** Begin Supplied entries **

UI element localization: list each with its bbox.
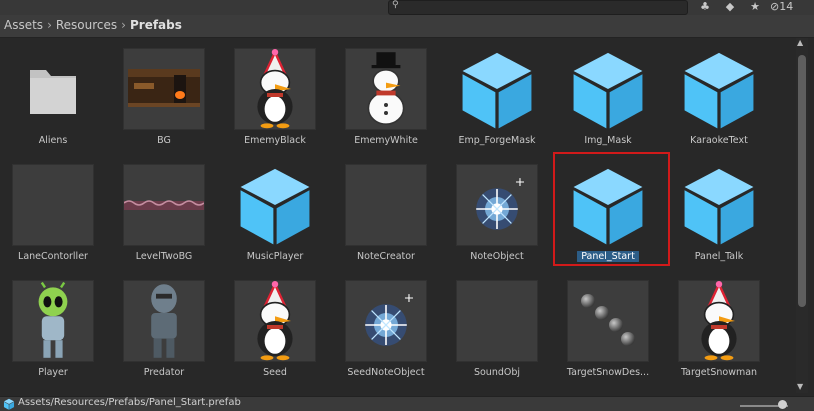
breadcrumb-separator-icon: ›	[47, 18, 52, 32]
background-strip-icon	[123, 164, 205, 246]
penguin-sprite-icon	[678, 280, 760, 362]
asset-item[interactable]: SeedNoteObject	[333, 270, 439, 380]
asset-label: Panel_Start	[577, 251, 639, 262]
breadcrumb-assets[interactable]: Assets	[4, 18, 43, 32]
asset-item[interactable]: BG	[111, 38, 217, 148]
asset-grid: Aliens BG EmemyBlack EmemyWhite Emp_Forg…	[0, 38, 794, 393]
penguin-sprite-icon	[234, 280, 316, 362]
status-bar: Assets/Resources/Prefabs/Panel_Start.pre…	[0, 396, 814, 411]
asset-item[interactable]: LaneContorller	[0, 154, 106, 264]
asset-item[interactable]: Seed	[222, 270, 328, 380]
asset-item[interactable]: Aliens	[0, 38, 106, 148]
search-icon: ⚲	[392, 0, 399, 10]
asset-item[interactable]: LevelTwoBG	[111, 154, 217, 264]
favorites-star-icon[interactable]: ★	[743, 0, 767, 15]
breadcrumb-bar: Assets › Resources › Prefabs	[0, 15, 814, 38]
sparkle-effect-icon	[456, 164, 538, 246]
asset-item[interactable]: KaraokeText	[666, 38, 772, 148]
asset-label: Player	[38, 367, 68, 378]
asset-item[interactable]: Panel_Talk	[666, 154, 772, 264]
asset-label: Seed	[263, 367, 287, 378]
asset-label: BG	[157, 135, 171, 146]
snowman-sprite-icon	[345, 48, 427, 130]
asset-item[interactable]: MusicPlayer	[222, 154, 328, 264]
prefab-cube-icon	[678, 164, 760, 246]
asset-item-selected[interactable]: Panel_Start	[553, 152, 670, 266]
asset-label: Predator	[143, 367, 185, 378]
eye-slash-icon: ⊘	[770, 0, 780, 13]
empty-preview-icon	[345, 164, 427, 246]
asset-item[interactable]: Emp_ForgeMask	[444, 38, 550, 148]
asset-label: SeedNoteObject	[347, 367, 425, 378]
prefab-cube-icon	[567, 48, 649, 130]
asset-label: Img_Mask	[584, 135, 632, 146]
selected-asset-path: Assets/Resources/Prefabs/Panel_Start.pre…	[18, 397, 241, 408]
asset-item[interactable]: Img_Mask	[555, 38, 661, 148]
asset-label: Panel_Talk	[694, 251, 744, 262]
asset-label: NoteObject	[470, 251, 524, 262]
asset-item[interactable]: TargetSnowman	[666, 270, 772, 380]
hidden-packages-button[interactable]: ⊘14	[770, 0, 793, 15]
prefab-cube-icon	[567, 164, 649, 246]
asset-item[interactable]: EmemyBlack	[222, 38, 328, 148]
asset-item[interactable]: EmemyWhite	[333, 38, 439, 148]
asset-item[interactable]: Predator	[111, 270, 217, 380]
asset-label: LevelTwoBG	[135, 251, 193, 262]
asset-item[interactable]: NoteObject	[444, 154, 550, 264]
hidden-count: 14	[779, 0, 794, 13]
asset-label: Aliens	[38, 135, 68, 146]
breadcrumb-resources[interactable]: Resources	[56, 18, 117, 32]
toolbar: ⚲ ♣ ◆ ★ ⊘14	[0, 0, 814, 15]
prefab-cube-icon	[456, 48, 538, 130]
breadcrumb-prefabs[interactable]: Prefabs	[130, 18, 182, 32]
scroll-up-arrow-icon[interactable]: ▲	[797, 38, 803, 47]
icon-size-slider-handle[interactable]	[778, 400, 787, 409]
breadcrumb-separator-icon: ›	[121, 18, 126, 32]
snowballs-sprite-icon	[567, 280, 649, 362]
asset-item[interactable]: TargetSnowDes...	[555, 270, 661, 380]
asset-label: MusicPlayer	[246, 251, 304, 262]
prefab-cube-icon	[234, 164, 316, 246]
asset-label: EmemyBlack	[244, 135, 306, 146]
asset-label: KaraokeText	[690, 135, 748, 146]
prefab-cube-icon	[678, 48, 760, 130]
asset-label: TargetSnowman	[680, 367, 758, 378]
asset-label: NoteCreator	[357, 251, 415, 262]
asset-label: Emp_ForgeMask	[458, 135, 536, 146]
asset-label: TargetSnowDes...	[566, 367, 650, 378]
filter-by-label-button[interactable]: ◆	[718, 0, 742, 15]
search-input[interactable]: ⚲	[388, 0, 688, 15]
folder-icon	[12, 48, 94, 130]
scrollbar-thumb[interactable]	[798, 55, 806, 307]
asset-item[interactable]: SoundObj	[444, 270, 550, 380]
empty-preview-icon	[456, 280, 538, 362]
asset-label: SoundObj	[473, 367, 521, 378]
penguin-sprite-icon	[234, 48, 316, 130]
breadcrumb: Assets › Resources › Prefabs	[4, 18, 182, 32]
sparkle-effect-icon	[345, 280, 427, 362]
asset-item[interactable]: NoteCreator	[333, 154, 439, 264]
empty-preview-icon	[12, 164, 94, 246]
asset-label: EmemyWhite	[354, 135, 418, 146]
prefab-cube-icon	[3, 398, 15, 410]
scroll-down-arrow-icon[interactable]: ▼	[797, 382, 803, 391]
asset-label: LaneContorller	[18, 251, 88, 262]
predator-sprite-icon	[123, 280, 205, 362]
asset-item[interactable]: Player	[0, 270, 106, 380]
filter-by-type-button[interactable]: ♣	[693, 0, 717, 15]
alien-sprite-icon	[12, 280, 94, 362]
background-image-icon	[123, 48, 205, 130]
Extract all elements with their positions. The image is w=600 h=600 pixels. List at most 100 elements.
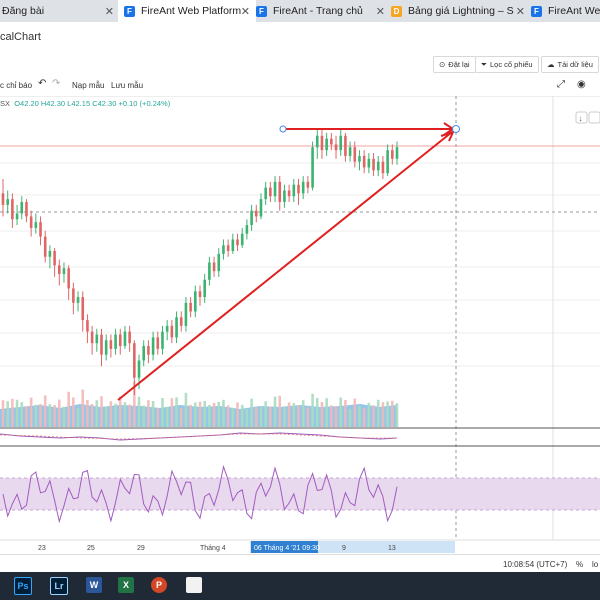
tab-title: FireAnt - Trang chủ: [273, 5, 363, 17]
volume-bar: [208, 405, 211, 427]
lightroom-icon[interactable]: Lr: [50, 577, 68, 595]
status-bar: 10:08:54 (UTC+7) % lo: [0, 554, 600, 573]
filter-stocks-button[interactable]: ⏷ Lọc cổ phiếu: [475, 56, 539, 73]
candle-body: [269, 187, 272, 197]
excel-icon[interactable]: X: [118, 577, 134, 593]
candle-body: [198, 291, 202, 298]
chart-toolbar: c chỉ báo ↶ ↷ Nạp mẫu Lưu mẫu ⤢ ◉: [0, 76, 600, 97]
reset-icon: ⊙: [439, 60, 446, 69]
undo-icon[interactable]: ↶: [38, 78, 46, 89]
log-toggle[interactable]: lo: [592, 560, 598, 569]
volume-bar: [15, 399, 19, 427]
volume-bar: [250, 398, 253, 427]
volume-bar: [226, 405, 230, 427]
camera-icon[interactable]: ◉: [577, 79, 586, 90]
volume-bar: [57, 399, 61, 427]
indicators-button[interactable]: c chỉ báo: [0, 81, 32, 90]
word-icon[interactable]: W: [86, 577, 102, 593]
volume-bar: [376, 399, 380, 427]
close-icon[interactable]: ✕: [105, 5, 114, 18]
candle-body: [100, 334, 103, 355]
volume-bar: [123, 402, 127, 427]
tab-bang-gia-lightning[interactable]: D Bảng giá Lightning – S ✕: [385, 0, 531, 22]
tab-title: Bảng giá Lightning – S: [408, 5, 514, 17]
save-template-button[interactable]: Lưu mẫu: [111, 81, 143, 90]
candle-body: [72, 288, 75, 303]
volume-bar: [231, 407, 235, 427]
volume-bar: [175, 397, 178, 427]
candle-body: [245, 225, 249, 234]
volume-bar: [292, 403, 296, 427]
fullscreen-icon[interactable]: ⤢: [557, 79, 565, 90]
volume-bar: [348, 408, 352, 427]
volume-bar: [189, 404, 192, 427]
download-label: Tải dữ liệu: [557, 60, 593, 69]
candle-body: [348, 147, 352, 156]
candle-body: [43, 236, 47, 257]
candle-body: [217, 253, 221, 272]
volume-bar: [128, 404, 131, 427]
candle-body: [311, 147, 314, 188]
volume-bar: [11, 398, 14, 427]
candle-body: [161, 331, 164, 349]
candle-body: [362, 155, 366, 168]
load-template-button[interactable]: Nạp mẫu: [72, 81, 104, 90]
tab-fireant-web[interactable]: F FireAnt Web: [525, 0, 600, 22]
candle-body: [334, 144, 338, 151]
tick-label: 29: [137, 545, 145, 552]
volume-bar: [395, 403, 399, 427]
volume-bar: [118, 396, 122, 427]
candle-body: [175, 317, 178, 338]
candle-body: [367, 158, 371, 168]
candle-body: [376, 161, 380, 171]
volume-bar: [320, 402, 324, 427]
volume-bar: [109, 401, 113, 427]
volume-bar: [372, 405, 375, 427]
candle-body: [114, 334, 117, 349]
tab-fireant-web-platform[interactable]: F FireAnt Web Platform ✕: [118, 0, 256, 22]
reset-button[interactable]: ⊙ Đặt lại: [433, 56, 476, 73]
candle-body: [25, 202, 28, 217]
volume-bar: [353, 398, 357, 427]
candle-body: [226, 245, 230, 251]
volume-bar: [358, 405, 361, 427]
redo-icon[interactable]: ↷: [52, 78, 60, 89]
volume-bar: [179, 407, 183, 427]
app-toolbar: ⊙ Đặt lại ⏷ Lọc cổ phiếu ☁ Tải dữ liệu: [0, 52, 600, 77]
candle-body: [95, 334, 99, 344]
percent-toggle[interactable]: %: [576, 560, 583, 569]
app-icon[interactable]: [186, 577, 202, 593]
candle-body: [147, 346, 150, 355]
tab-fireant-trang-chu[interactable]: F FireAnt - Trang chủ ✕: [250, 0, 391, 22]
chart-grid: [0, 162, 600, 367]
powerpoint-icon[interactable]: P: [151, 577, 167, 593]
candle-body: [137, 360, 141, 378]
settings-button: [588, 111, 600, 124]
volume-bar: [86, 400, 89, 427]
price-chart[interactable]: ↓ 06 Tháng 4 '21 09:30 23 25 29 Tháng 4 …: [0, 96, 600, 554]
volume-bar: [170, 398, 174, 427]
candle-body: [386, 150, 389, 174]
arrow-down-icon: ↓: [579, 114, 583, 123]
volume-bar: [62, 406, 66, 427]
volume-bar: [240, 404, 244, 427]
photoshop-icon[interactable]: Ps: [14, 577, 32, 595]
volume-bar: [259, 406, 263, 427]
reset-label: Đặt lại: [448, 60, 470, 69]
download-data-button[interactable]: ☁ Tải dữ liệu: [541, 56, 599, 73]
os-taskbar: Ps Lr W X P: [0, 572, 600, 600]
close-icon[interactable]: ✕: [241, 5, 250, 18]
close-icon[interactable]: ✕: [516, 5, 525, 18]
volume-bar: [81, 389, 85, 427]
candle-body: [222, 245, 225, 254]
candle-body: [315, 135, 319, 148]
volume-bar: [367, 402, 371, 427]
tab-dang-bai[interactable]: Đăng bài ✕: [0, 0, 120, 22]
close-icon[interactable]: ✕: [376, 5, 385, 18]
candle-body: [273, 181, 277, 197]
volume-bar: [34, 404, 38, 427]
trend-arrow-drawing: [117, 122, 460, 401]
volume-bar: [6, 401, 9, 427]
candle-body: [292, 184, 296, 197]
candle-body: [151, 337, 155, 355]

** End Supplied entries **

Present the lines from the one containing "tab-title: FireAnt - Trang" through the one containing "volume-bar: [11, 398, 14, 427]", both included, as a numbered list of only those lines, skipping any blank lines.

▶ Output below
1. tab-title: FireAnt - Trang chủ: [273, 5, 363, 17]
2. volume-bar: [208, 405, 211, 427]
3. lightroom-icon[interactable]: Lr: [50, 577, 68, 595]
4. status-bar: 10:08:54 (UTC+7) % lo: [0, 554, 600, 573]
5. filter-stocks-button[interactable]: ⏷ Lọc cổ phiếu: [475, 56, 539, 73]
6. candle-body: [269, 187, 272, 197]
7. excel-icon[interactable]: X: [118, 577, 134, 593]
8. candle-body: [198, 291, 202, 298]
9. chart-toolbar: c chỉ báo ↶ ↷ Nạp mẫu Lưu mẫu ⤢ ◉: [0, 76, 600, 97]
10. reset-icon: ⊙: [439, 60, 446, 69]
11. undo-icon[interactable]: ↶: [38, 78, 46, 89]
12. log-toggle[interactable]: lo: [592, 560, 598, 569]
13. volume-bar: [15, 399, 19, 427]
14. volume-bar: [250, 398, 253, 427]
15. volume-bar: [226, 405, 230, 427]
16. camera-icon[interactable]: ◉: [577, 79, 586, 90]
17. volume-bar: [57, 399, 61, 427]
18. indicators-button[interactable]: c chỉ báo: [0, 81, 32, 90]
19. word-icon[interactable]: W: [86, 577, 102, 593]
20. volume-bar: [376, 399, 380, 427]
21. close-icon[interactable]: ✕: [105, 5, 114, 18]
22. candle-body: [100, 334, 103, 355]
23. volume-bar: [123, 402, 127, 427]
24. tab-bang-gia-lightning[interactable]: D Bảng giá Lightning – S ✕: [385, 0, 531, 22]
25. tab-title: Bảng giá Lightning – S: [408, 5, 514, 17]
26. save-template-button[interactable]: Lưu mẫu: [111, 81, 143, 90]
27. candle-body: [72, 288, 75, 303]
28. volume-bar: [231, 407, 235, 427]
29. volume-bar: [175, 397, 178, 427]
30. candle-body: [245, 225, 249, 234]
31. volume-bar: [292, 403, 296, 427]
32. fullscreen-icon[interactable]: ⤢: [557, 79, 565, 90]
33. volume-bar: [348, 408, 352, 427]
34. volume-bar: [189, 404, 192, 427]
35. download-label: Tải dữ liệu: [557, 60, 593, 69]
36. candle-body: [348, 147, 352, 156]
37. candle-body: [43, 236, 47, 257]
38. candle-body: [217, 253, 221, 272]
39. volume-bar: [128, 404, 131, 427]
40. candle-body: [311, 147, 314, 188]
41. volume-bar: [11, 398, 14, 427]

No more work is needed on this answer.